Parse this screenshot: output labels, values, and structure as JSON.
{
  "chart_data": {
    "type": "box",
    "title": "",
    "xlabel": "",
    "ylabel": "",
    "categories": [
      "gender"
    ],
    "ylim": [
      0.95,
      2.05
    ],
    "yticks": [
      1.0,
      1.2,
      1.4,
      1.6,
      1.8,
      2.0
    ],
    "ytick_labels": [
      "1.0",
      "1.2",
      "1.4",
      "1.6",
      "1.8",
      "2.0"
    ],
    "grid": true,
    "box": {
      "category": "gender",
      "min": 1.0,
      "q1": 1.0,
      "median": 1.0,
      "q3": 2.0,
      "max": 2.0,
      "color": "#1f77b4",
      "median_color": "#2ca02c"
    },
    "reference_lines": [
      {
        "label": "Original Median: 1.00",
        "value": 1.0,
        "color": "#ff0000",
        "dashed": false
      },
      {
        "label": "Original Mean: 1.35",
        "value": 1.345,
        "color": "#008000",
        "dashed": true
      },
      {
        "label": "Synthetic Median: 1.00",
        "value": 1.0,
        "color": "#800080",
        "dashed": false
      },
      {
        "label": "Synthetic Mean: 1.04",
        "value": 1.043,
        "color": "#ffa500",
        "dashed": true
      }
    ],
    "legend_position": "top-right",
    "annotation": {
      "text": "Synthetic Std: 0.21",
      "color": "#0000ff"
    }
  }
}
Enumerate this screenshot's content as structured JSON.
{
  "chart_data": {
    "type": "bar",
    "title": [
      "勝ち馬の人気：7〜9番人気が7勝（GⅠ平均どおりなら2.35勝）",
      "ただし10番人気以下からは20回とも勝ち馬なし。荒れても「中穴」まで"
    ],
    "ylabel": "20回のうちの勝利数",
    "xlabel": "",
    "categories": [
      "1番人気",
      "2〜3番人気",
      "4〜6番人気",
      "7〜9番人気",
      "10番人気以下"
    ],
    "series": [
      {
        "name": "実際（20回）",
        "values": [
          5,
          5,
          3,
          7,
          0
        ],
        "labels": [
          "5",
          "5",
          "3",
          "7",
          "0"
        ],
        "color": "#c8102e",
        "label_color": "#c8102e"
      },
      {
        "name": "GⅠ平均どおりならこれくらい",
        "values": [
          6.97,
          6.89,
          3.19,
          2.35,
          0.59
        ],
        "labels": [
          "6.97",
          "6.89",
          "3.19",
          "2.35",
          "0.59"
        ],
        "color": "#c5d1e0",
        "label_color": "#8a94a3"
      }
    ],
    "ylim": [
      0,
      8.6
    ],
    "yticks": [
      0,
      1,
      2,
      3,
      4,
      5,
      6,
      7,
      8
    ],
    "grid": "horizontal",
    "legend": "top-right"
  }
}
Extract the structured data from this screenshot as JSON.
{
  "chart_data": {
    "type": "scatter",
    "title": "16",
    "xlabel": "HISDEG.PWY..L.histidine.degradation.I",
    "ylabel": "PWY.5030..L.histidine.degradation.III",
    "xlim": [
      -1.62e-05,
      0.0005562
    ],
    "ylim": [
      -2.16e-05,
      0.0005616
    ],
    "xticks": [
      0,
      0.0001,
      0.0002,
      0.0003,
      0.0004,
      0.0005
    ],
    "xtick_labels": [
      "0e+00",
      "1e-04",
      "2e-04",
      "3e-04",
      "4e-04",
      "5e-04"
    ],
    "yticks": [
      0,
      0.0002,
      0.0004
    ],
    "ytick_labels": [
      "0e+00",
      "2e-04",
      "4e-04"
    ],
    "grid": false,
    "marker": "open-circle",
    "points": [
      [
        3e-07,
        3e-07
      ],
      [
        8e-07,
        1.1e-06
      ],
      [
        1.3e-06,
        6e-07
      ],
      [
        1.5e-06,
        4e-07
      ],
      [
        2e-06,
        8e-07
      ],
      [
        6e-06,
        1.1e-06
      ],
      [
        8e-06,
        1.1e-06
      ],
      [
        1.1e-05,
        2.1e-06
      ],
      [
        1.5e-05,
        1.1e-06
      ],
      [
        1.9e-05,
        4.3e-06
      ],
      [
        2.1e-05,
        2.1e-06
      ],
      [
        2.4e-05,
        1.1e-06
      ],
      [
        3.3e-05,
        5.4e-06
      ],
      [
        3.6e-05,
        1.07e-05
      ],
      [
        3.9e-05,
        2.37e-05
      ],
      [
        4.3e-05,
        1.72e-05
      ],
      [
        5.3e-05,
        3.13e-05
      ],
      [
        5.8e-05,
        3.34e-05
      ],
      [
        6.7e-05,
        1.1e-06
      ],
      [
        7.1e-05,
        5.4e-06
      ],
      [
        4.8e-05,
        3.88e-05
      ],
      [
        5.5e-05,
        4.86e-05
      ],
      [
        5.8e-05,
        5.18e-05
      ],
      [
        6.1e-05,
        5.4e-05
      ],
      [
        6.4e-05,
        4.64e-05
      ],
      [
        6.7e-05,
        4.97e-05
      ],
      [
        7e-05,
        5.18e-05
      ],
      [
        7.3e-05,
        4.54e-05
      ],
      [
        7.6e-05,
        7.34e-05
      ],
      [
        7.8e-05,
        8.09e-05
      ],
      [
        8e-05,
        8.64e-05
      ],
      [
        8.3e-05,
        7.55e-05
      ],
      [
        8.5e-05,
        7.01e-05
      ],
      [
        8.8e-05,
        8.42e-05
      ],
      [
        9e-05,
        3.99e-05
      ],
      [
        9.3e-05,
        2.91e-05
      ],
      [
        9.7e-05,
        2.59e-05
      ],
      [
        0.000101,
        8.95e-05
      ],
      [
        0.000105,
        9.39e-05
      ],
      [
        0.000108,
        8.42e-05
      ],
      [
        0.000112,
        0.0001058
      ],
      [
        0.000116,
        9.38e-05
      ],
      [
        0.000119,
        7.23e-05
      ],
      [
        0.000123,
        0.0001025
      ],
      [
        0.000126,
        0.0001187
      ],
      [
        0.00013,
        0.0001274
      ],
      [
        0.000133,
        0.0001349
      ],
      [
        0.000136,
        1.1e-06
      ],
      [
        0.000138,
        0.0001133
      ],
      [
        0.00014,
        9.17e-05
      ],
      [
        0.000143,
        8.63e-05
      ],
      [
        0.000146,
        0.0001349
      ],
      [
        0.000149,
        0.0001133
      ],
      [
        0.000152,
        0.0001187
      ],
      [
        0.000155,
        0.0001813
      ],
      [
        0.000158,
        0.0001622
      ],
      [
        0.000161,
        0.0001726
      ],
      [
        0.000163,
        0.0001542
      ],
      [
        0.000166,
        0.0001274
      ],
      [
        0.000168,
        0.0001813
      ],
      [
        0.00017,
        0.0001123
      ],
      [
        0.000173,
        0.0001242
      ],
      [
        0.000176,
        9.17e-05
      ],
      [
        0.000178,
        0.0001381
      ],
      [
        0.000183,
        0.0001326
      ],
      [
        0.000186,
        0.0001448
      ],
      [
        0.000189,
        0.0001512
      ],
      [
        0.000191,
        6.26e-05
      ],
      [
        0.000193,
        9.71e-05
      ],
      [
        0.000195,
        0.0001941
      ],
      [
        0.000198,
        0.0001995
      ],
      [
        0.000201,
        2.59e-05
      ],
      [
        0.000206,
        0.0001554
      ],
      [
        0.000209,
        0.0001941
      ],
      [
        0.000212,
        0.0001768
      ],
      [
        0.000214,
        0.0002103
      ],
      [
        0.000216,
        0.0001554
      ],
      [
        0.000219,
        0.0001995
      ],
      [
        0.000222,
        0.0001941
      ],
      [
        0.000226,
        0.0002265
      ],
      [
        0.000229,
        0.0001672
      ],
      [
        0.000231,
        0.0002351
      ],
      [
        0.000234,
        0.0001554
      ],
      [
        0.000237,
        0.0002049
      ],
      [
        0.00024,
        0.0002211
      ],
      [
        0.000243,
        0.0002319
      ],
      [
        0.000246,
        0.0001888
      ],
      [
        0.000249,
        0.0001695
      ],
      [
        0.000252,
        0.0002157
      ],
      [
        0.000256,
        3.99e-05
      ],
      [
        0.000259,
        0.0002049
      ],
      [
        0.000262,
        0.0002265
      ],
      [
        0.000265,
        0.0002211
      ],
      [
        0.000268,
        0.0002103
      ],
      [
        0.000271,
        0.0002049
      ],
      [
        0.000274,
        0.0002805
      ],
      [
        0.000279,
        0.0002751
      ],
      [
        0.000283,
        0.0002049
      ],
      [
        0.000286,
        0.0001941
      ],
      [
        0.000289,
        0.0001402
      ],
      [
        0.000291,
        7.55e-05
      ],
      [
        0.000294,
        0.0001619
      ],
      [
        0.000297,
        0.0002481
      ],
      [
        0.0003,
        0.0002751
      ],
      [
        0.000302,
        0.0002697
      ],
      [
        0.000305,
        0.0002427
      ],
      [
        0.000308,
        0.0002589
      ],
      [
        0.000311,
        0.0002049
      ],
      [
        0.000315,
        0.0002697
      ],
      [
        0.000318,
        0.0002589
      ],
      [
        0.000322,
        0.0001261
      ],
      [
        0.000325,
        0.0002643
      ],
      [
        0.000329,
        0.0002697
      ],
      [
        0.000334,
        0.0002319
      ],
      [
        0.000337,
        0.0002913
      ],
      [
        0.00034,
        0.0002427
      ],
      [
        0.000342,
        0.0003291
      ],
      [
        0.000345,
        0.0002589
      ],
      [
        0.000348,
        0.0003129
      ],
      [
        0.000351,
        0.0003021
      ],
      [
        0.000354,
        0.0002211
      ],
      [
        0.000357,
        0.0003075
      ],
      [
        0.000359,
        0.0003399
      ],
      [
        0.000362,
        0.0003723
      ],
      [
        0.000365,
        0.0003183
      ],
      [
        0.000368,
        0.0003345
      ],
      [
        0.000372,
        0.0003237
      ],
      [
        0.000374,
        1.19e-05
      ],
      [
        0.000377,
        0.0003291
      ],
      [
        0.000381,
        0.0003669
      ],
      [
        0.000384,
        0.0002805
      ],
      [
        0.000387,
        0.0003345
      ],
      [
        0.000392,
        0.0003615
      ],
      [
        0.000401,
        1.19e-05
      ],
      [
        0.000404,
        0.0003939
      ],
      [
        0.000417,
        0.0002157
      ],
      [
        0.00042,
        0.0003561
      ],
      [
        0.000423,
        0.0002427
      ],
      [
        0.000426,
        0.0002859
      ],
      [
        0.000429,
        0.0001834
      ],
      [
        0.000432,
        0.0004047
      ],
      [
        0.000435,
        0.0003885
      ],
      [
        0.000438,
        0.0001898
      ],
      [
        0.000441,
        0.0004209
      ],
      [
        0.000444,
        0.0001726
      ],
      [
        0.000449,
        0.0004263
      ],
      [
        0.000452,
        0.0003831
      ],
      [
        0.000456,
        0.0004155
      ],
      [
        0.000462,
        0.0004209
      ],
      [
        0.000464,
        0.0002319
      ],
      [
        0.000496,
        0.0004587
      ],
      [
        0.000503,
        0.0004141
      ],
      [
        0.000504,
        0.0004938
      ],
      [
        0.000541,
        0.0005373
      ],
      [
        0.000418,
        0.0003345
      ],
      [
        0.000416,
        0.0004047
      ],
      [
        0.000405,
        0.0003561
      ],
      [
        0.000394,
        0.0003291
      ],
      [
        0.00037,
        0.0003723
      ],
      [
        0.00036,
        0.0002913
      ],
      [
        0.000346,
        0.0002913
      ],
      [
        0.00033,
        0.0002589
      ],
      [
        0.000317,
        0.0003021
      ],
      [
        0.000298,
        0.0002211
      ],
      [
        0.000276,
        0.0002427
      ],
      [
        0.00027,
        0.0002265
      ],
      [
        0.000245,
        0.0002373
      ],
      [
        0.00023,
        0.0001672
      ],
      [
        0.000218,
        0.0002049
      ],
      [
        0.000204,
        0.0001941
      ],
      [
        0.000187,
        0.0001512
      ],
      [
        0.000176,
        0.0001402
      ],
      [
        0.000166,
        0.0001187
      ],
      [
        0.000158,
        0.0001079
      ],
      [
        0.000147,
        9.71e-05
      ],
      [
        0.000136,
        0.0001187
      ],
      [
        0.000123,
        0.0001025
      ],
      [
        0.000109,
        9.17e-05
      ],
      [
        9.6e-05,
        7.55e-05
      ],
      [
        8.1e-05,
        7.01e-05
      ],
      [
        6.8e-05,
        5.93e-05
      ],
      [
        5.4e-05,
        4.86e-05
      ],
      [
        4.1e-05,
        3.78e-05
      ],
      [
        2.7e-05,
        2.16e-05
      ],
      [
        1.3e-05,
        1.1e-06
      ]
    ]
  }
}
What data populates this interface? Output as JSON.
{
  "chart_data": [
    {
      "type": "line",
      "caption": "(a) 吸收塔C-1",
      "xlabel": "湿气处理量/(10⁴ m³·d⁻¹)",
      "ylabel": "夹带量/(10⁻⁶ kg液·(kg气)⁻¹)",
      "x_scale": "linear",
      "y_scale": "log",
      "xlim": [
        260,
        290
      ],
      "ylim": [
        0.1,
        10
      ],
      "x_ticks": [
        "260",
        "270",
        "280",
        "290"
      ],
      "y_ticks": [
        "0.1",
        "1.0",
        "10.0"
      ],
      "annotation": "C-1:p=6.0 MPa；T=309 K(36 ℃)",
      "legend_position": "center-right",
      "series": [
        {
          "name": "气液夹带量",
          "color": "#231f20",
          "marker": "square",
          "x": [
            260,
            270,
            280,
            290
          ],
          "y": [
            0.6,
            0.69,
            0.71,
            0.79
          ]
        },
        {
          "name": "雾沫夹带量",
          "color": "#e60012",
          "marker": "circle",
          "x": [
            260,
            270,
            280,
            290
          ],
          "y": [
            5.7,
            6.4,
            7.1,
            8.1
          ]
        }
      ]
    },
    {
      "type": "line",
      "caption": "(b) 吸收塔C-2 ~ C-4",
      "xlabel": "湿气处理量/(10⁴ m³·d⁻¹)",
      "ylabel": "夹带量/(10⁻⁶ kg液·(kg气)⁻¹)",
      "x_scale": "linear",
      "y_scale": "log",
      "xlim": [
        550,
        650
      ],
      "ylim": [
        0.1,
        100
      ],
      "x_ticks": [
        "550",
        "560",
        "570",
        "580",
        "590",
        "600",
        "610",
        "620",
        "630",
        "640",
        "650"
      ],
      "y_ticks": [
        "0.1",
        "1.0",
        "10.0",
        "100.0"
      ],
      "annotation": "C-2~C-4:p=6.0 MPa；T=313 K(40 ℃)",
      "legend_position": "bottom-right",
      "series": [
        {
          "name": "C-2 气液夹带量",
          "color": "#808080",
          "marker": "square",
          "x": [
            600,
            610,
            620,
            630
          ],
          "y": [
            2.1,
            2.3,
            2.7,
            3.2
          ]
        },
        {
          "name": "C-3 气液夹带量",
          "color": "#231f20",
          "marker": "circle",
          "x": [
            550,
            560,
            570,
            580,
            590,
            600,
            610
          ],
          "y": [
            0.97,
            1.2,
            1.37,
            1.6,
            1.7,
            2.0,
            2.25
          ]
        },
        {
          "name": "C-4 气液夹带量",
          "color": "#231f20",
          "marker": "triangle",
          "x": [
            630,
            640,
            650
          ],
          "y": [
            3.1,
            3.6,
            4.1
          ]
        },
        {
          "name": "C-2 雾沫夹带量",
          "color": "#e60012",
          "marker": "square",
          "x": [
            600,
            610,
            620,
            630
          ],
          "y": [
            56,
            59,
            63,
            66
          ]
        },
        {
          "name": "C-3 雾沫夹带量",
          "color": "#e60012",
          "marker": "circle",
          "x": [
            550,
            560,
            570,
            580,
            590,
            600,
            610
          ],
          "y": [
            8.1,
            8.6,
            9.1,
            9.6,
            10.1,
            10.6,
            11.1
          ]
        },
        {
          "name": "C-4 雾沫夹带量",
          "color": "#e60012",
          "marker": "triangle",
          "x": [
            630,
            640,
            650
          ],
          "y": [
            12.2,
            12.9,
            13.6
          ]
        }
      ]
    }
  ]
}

++++++++++

** What is being asked **
Go through the records and gather the lines that hold "雾沫夹带量".

** Completed exercise **
          "name": "雾沫夹带量",
          "name": "C-2 雾沫夹带量",
          "name": "C-3 雾沫夹带量",
          "name": "C-4 雾沫夹带量",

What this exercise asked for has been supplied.